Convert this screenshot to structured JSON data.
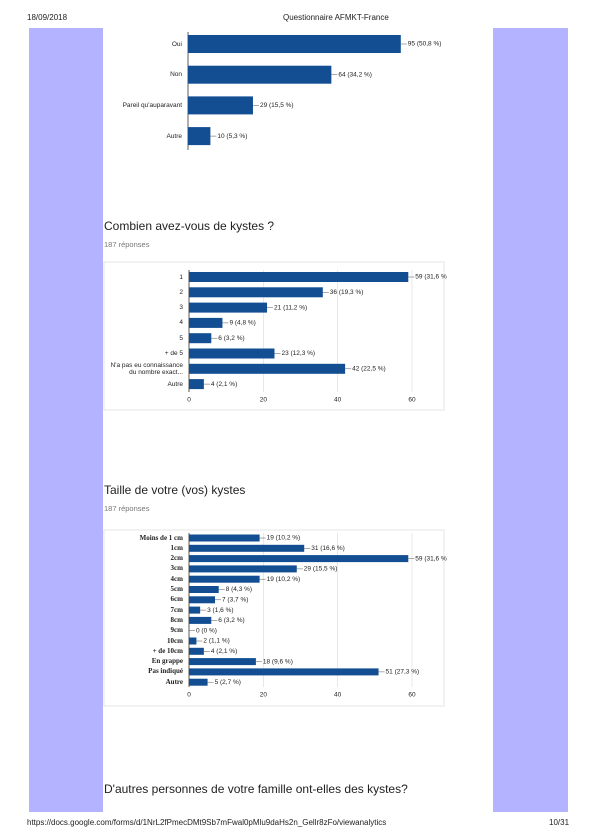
{
  "header": {
    "date": "18/09/2018",
    "title": "Questionnaire AFMKT-France"
  },
  "footer": {
    "url": "https://docs.google.com/forms/d/1NrL2fPmecDMt9Sb7mFwal0pMlu9daHs2n_Gellr8zFo/viewanalytics",
    "page": "10/31"
  },
  "questions": [
    {
      "title": "Combien avez-vous de kystes ?",
      "responses": "187 réponses"
    },
    {
      "title": "Taille de votre (vos) kystes",
      "responses": "187 réponses"
    },
    {
      "title": "D'autres personnes de votre famille ont-elles des kystes?"
    }
  ],
  "chart_data": [
    {
      "type": "bar",
      "orientation": "horizontal",
      "color": "#124e91",
      "categories": [
        "Oui",
        "Non",
        "Pareil qu'auparavant",
        "Autre"
      ],
      "values": [
        95,
        64,
        29,
        10
      ],
      "value_labels": [
        "95 (50,8 %)",
        "64 (34,2 %)",
        "29 (15,5 %)",
        "10 (5,3 %)"
      ],
      "xlim": [
        0,
        100
      ]
    },
    {
      "type": "bar",
      "orientation": "horizontal",
      "color": "#124e91",
      "categories": [
        "1",
        "2",
        "3",
        "4",
        "5",
        "+ de 5",
        "N'a pas eu connaissance du nombre exact...",
        "Autre"
      ],
      "values": [
        59,
        36,
        21,
        9,
        6,
        23,
        42,
        4
      ],
      "value_labels": [
        "59 (31,6 %)",
        "36 (19,3 %)",
        "21 (11,2 %)",
        "9 (4,8 %)",
        "6 (3,2 %)",
        "23 (12,3 %)",
        "42 (22,5 %)",
        "4 (2,1 %)"
      ],
      "xlim": [
        0,
        60
      ],
      "xticks": [
        0,
        20,
        40,
        60
      ],
      "grid": true
    },
    {
      "type": "bar",
      "orientation": "horizontal",
      "color": "#124e91",
      "categories": [
        "Moins de 1 cm",
        "1cm",
        "2cm",
        "3cm",
        "4cm",
        "5cm",
        "6cm",
        "7cm",
        "8cm",
        "9cm",
        "10cm",
        "+ de 10cm",
        "En grappe",
        "Pas indiqué",
        "Autre"
      ],
      "values": [
        19,
        31,
        59,
        29,
        19,
        8,
        7,
        3,
        6,
        0,
        2,
        4,
        18,
        51,
        5
      ],
      "value_labels": [
        "19 (10,2 %)",
        "31 (16,6 %)",
        "59 (31,6 %)",
        "29 (15,5 %)",
        "19 (10,2 %)",
        "8 (4,3 %)",
        "7 (3,7 %)",
        "3 (1,6 %)",
        "6 (3,2 %)",
        "0 (0 %)",
        "2 (1,1 %)",
        "4 (2,1 %)",
        "18 (9,6 %)",
        "51 (27,3 %)",
        "5 (2,7 %)"
      ],
      "xlim": [
        0,
        60
      ],
      "xticks": [
        0,
        20,
        40,
        60
      ],
      "grid": true
    }
  ]
}
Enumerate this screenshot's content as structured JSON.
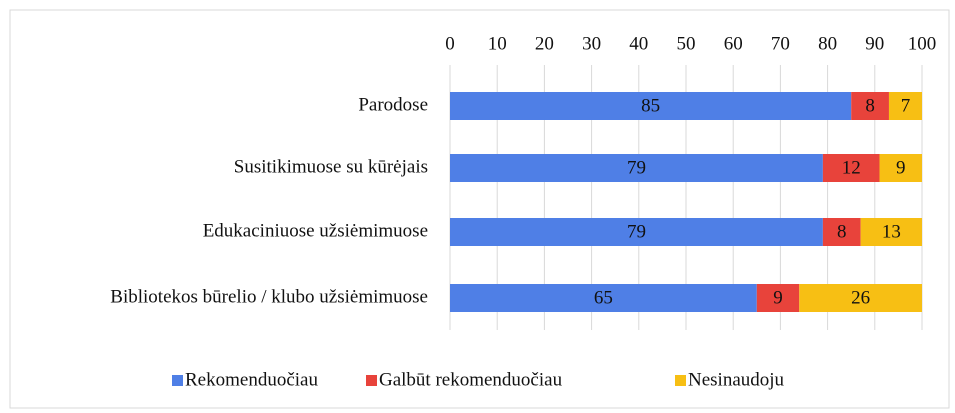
{
  "chart_data": {
    "type": "bar",
    "orientation": "horizontal",
    "stacked": true,
    "categories": [
      "Parodose",
      "Susitikimuose su kūrėjais",
      "Edukaciniuose užsiėmimuose",
      "Bibliotekos būrelio / klubo užsiėmimuose"
    ],
    "series": [
      {
        "name": "Rekomenduočiau",
        "color": "#4f7fe6",
        "values": [
          85,
          79,
          79,
          65
        ]
      },
      {
        "name": "Galbūt rekomenduočiau",
        "color": "#e8433b",
        "values": [
          8,
          12,
          8,
          9
        ]
      },
      {
        "name": "Nesinaudoju",
        "color": "#f7bf14",
        "values": [
          7,
          9,
          13,
          26
        ]
      }
    ],
    "xlim": [
      0,
      100
    ],
    "xticks": [
      0,
      10,
      20,
      30,
      40,
      50,
      60,
      70,
      80,
      90,
      100
    ],
    "grid": true,
    "legend": "bottom"
  }
}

:::::

[Exercise task]:
Reproduce each line of the records exactly, and omit every picture.

[Output below]:
Convert this screenshot to structured JSON data.
{
  "header": {
    "date": "18/09/2018",
    "title": "Questionnaire AFMKT-France"
  },
  "footer": {
    "url": "https://docs.google.com/forms/d/1NrL2fPmecDMt9Sb7mFwal0pMlu9daHs2n_Gellr8zFo/viewanalytics",
    "page": "10/31"
  },
  "questions": [
    {
      "title": "Combien avez-vous de kystes ?",
      "responses": "187 réponses"
    },
    {
      "title": "Taille de votre (vos) kystes",
      "responses": "187 réponses"
    },
    {
      "title": "D'autres personnes de votre famille ont-elles des kystes?"
    }
  ],
  "chart_data": [
    {
      "type": "bar",
      "orientation": "horizontal",
      "color": "#124e91",
      "categories": [
        "Oui",
        "Non",
        "Pareil qu'auparavant",
        "Autre"
      ],
      "values": [
        95,
        64,
        29,
        10
      ],
      "value_labels": [
        "95 (50,8 %)",
        "64 (34,2 %)",
        "29 (15,5 %)",
        "10 (5,3 %)"
      ],
      "xlim": [
        0,
        100
      ]
    },
    {
      "type": "bar",
      "orientation": "horizontal",
      "color": "#124e91",
      "categories": [
        "1",
        "2",
        "3",
        "4",
        "5",
        "+ de 5",
        "N'a pas eu connaissance du nombre exact...",
        "Autre"
      ],
      "values": [
        59,
        36,
        21,
        9,
        6,
        23,
        42,
        4
      ],
      "value_labels": [
        "59 (31,6 %)",
        "36 (19,3 %)",
        "21 (11,2 %)",
        "9 (4,8 %)",
        "6 (3,2 %)",
        "23 (12,3 %)",
        "42 (22,5 %)",
        "4 (2,1 %)"
      ],
      "xlim": [
        0,
        60
      ],
      "xticks": [
        0,
        20,
        40,
        60
      ],
      "grid": true
    },
    {
      "type": "bar",
      "orientation": "horizontal",
      "color": "#124e91",
      "categories": [
        "Moins de 1 cm",
        "1cm",
        "2cm",
        "3cm",
        "4cm",
        "5cm",
        "6cm",
        "7cm",
        "8cm",
        "9cm",
        "10cm",
        "+ de 10cm",
        "En grappe",
        "Pas indiqué",
        "Autre"
      ],
      "values": [
        19,
        31,
        59,
        29,
        19,
        8,
        7,
        3,
        6,
        0,
        2,
        4,
        18,
        51,
        5
      ],
      "value_labels": [
        "19 (10,2 %)",
        "31 (16,6 %)",
        "59 (31,6 %)",
        "29 (15,5 %)",
        "19 (10,2 %)",
        "8 (4,3 %)",
        "7 (3,7 %)",
        "3 (1,6 %)",
        "6 (3,2 %)",
        "0 (0 %)",
        "2 (1,1 %)",
        "4 (2,1 %)",
        "18 (9,6 %)",
        "51 (27,3 %)",
        "5 (2,7 %)"
      ],
      "xlim": [
        0,
        60
      ],
      "xticks": [
        0,
        20,
        40,
        60
      ],
      "grid": true
    }
  ]
}
Enumerate this screenshot's content as structured JSON.
{
  "chart_data": {
    "type": "bar",
    "orientation": "horizontal",
    "stacked": true,
    "categories": [
      "Parodose",
      "Susitikimuose su kūrėjais",
      "Edukaciniuose užsiėmimuose",
      "Bibliotekos būrelio / klubo užsiėmimuose"
    ],
    "series": [
      {
        "name": "Rekomenduočiau",
        "color": "#4f7fe6",
        "values": [
          85,
          79,
          79,
          65
        ]
      },
      {
        "name": "Galbūt rekomenduočiau",
        "color": "#e8433b",
        "values": [
          8,
          12,
          8,
          9
        ]
      },
      {
        "name": "Nesinaudoju",
        "color": "#f7bf14",
        "values": [
          7,
          9,
          13,
          26
        ]
      }
    ],
    "xlim": [
      0,
      100
    ],
    "xticks": [
      0,
      10,
      20,
      30,
      40,
      50,
      60,
      70,
      80,
      90,
      100
    ],
    "grid": true,
    "legend": "bottom"
  }
}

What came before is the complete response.